Lift out all lines below that contain "Convert".
──────── INFORMATION GIVEN
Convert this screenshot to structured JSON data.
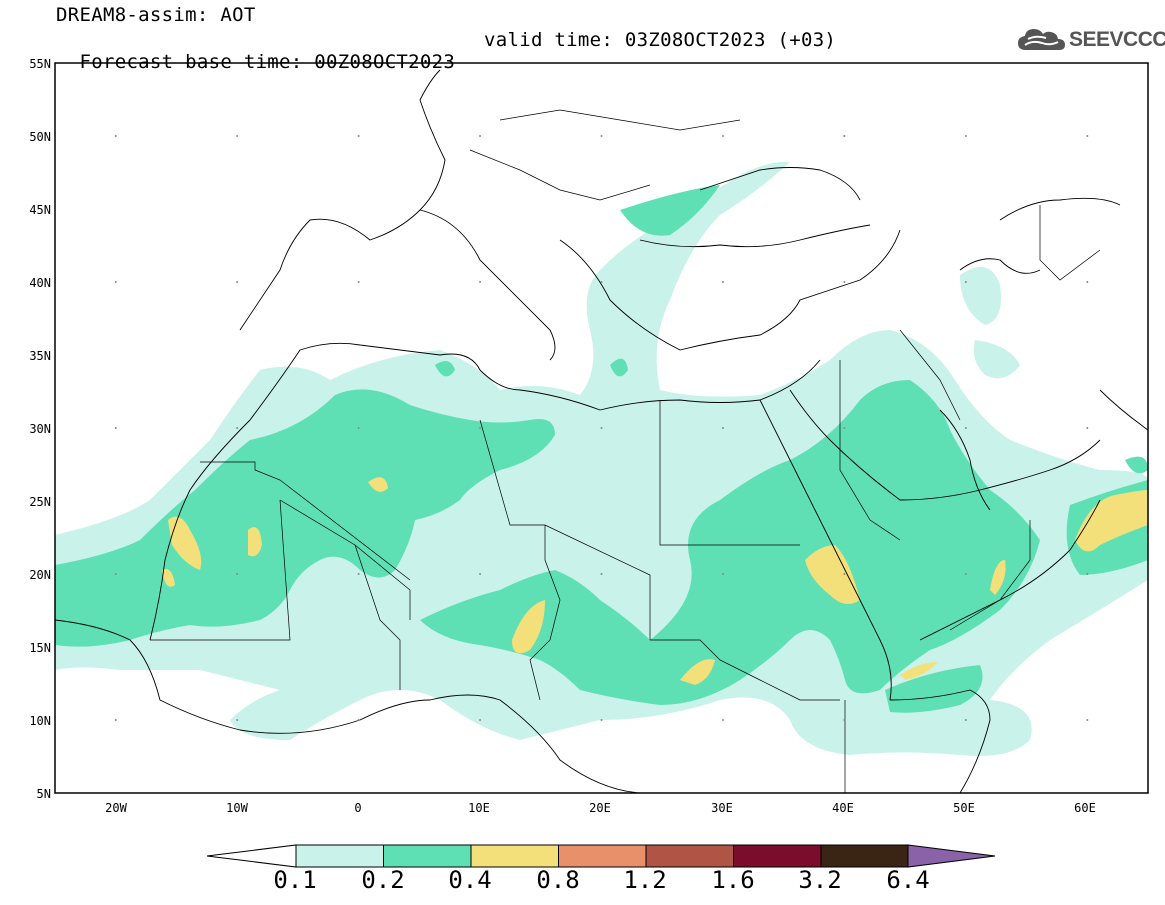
{
  "header": {
    "title": "DREAM8-assim: AOT",
    "base_time": "Forecast base time: 00Z08OCT2023",
    "valid_time": "valid time: 03Z08OCT2023 (+03)"
  },
  "logo": {
    "text": "SEEVCCC",
    "icon": "cloud-icon"
  },
  "axes": {
    "lat_labels": [
      "55N",
      "50N",
      "45N",
      "40N",
      "35N",
      "30N",
      "25N",
      "20N",
      "15N",
      "10N",
      "5N"
    ],
    "lon_labels": [
      "20W",
      "10W",
      "0",
      "10E",
      "20E",
      "30E",
      "40E",
      "50E",
      "60E"
    ],
    "lat_range": [
      5,
      55
    ],
    "lon_range": [
      -25,
      65
    ]
  },
  "colorbar": {
    "labels": [
      "0.1",
      "0.2",
      "0.4",
      "0.8",
      "1.2",
      "1.6",
      "3.2",
      "6.4"
    ],
    "colors": [
      "#c9f2ea",
      "#5fe0b4",
      "#f3e07a",
      "#e8906a",
      "#b05545",
      "#7a0c2c",
      "#3a2414",
      "#8a62a8"
    ]
  }
}
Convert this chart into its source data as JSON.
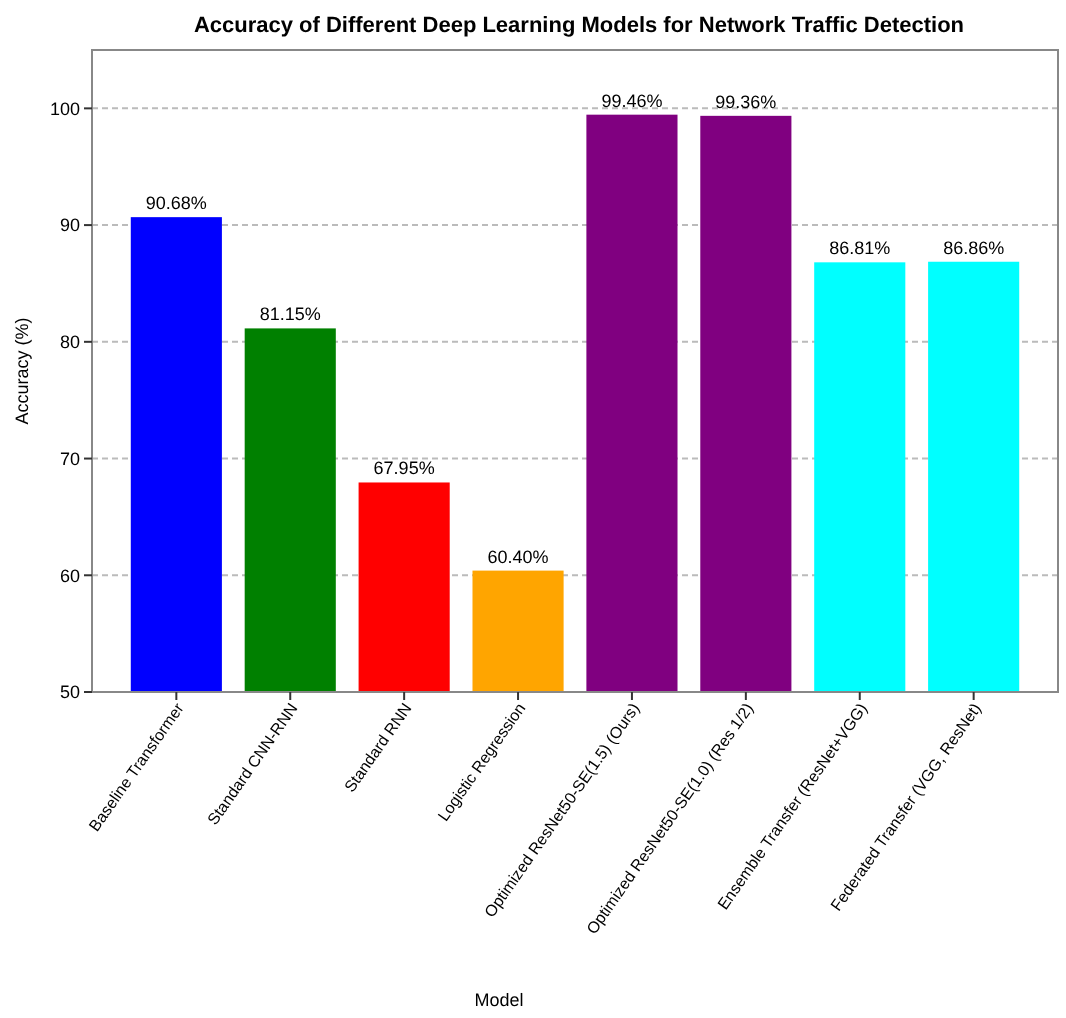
{
  "chart_data": {
    "type": "bar",
    "title": "Accuracy of Different Deep Learning Models for Network Traffic Detection",
    "xlabel": "Model",
    "ylabel": "Accuracy (%)",
    "categories": [
      "Baseline Transformer",
      "Standard CNN-RNN",
      "Standard RNN",
      "Logistic Regression",
      "Optimized ResNet50-SE(1.5) (Ours)",
      "Optimized ResNet50-SE(1.0) (Res 1/2)",
      "Ensemble Transfer (ResNet+VGG)",
      "Federated Transfer (VGG, ResNet)"
    ],
    "values": [
      90.68,
      81.15,
      67.95,
      60.4,
      99.46,
      99.36,
      86.81,
      86.86
    ],
    "value_labels": [
      "90.68%",
      "81.15%",
      "67.95%",
      "60.40%",
      "99.46%",
      "99.36%",
      "86.81%",
      "86.86%"
    ],
    "colors": [
      "#0000ff",
      "#008000",
      "#ff0000",
      "#ffa500",
      "#800080",
      "#800080",
      "#00ffff",
      "#00ffff"
    ],
    "ylim": [
      50,
      105
    ],
    "yticks": [
      50,
      60,
      70,
      80,
      90,
      100
    ],
    "grid": "y"
  }
}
────────────────
__THE SOLUTION__
Convert this screenshot to structured JSON data.
Convert this chart into its source data as JSON.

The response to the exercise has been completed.